## [What needs to be done]
In the entries that follow, identify the line containing "Transcribe this image's" and return it together with all later lines, exactly as they appear.

===== Available records

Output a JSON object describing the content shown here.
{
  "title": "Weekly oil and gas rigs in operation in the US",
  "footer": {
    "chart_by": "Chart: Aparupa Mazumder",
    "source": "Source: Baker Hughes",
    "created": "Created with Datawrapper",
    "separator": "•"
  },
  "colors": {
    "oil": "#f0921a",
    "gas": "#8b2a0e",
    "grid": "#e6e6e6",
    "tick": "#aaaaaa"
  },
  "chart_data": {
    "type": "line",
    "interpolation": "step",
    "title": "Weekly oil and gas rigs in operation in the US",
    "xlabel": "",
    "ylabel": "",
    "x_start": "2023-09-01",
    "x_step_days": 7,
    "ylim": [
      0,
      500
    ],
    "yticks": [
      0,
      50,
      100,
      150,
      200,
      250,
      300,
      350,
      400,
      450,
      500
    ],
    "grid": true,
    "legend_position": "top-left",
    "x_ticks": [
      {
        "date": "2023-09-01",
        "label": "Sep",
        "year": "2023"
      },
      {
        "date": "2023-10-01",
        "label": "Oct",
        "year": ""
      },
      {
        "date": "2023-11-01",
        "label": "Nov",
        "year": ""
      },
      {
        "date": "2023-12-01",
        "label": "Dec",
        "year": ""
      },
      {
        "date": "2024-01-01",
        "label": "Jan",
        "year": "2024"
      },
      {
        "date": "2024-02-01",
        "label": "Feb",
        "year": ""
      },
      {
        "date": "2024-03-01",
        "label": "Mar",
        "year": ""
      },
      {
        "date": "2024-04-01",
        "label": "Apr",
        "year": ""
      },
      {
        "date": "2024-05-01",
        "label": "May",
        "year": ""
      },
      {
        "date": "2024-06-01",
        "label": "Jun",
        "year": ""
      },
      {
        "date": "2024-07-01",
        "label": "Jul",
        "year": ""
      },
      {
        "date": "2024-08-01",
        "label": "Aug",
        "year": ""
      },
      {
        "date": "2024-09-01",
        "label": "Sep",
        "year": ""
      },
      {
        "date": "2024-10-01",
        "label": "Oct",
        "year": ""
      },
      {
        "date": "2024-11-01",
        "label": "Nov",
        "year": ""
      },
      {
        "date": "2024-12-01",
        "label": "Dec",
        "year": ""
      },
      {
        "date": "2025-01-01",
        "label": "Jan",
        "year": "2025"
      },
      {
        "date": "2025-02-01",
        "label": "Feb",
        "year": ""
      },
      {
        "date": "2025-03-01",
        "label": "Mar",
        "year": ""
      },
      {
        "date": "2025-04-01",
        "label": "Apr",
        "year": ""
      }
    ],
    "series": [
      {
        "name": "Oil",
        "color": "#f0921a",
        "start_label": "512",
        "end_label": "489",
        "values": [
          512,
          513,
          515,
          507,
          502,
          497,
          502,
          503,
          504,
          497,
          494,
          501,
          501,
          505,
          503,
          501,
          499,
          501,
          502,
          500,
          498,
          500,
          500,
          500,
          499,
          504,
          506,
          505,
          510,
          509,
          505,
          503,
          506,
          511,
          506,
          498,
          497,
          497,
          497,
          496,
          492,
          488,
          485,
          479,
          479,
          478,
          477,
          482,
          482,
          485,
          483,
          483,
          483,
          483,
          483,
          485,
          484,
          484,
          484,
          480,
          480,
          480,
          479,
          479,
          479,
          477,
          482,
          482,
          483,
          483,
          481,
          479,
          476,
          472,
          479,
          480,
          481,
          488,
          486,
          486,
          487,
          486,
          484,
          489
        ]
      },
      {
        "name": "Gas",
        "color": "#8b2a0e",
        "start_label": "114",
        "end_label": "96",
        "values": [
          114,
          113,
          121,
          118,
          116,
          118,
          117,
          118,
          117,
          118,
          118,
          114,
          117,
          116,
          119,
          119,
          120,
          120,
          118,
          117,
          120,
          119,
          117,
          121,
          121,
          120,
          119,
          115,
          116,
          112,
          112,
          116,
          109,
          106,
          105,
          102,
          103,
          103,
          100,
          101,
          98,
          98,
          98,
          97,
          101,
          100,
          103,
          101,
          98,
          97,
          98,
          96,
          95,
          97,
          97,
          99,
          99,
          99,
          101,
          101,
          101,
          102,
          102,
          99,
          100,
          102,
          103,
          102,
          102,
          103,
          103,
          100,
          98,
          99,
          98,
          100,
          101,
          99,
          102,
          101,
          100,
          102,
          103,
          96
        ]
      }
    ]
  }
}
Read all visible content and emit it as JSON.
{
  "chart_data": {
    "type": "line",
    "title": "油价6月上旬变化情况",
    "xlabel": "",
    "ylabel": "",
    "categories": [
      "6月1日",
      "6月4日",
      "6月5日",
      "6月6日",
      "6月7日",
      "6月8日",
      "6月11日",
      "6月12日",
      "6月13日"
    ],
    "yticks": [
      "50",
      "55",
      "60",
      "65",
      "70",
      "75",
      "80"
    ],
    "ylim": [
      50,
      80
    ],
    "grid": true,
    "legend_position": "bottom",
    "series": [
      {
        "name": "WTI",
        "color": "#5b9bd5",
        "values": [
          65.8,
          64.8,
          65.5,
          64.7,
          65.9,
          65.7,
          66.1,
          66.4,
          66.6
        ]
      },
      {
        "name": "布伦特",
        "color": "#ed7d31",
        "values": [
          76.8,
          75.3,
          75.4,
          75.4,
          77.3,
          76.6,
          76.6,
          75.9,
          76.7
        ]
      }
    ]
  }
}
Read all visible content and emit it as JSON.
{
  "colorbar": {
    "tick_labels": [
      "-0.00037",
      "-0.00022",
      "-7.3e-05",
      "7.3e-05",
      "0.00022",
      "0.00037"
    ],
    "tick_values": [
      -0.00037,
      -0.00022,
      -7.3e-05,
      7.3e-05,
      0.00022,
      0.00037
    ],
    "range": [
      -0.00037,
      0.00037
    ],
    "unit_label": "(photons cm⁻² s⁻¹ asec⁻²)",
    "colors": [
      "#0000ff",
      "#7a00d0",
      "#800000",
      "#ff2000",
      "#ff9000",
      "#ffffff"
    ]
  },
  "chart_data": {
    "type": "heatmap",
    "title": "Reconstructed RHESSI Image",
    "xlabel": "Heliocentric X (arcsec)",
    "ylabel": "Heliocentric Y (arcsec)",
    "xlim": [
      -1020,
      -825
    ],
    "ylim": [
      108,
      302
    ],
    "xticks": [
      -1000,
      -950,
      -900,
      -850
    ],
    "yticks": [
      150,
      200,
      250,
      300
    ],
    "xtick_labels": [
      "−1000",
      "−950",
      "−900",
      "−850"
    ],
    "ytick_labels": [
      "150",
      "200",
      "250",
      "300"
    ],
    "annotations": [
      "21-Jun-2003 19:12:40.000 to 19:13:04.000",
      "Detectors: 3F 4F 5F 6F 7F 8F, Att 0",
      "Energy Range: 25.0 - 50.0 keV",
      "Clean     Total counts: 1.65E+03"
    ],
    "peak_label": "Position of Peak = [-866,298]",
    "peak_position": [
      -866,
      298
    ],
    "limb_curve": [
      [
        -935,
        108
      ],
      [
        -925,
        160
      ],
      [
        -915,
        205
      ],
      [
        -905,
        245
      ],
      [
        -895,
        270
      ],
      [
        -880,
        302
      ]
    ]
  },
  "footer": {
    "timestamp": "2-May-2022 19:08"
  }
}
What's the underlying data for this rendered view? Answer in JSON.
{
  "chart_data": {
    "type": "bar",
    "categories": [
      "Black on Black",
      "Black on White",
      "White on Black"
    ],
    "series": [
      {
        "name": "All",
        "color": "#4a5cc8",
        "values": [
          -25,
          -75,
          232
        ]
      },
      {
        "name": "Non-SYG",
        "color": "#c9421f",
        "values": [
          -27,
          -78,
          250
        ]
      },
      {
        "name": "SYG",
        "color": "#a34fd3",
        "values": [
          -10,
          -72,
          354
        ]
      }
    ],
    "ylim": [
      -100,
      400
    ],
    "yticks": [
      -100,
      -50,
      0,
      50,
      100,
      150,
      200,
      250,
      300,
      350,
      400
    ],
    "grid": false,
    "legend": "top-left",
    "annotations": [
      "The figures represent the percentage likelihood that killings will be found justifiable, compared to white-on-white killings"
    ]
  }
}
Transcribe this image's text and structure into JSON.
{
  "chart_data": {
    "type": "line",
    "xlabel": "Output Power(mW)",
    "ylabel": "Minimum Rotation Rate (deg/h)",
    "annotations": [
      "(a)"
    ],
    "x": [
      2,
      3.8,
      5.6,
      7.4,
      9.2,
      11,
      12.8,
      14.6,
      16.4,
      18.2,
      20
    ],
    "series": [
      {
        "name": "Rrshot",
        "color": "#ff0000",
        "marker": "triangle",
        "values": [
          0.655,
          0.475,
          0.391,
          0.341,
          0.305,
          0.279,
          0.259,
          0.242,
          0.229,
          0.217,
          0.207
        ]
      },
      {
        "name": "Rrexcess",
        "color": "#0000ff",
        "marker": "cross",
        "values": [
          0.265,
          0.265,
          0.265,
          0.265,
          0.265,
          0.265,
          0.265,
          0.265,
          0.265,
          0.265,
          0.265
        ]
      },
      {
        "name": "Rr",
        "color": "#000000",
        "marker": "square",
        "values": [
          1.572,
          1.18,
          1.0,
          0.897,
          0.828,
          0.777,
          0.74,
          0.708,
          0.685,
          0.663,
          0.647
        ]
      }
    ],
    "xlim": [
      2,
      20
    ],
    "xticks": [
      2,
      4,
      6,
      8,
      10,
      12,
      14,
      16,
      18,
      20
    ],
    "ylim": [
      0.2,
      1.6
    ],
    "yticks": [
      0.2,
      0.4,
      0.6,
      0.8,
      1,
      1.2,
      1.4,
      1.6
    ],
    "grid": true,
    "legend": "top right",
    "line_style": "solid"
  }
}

==========

## [Full response]
Transcribe this image's text and structure into JSON.
{
  "chart_data": {
    "type": "line",
    "xlabel": "Output Power(mW)",
    "ylabel": "Minimum Rotation Rate (deg/h)",
    "annotations": [
      "(a)"
    ],
    "x": [
      2,
      3.8,
      5.6,
      7.4,
      9.2,
      11,
      12.8,
      14.6,
      16.4,
      18.2,
      20
    ],
    "series": [
      {
        "name": "Rrshot",
        "color": "#ff0000",
        "marker": "triangle",
        "values": [
          0.655,
          0.475,
          0.391,
          0.341,
          0.305,
          0.279,
          0.259,
          0.242,
          0.229,
          0.217,
          0.207
        ]
      },
      {
        "name": "Rrexcess",
        "color": "#0000ff",
        "marker": "cross",
        "values": [
          0.265,
          0.265,
          0.265,
          0.265,
          0.265,
          0.265,
          0.265,
          0.265,
          0.265,
          0.265,
          0.265
        ]
      },
      {
        "name": "Rr",
        "color": "#000000",
        "marker": "square",
        "values": [
          1.572,
          1.18,
          1.0,
          0.897,
          0.828,
          0.777,
          0.74,
          0.708,
          0.685,
          0.663,
          0.647
        ]
      }
    ],
    "xlim": [
      2,
      20
    ],
    "xticks": [
      2,
      4,
      6,
      8,
      10,
      12,
      14,
      16,
      18,
      20
    ],
    "ylim": [
      0.2,
      1.6
    ],
    "yticks": [
      0.2,
      0.4,
      0.6,
      0.8,
      1,
      1.2,
      1.4,
      1.6
    ],
    "grid": true,
    "legend": "top right",
    "line_style": "solid"
  }
}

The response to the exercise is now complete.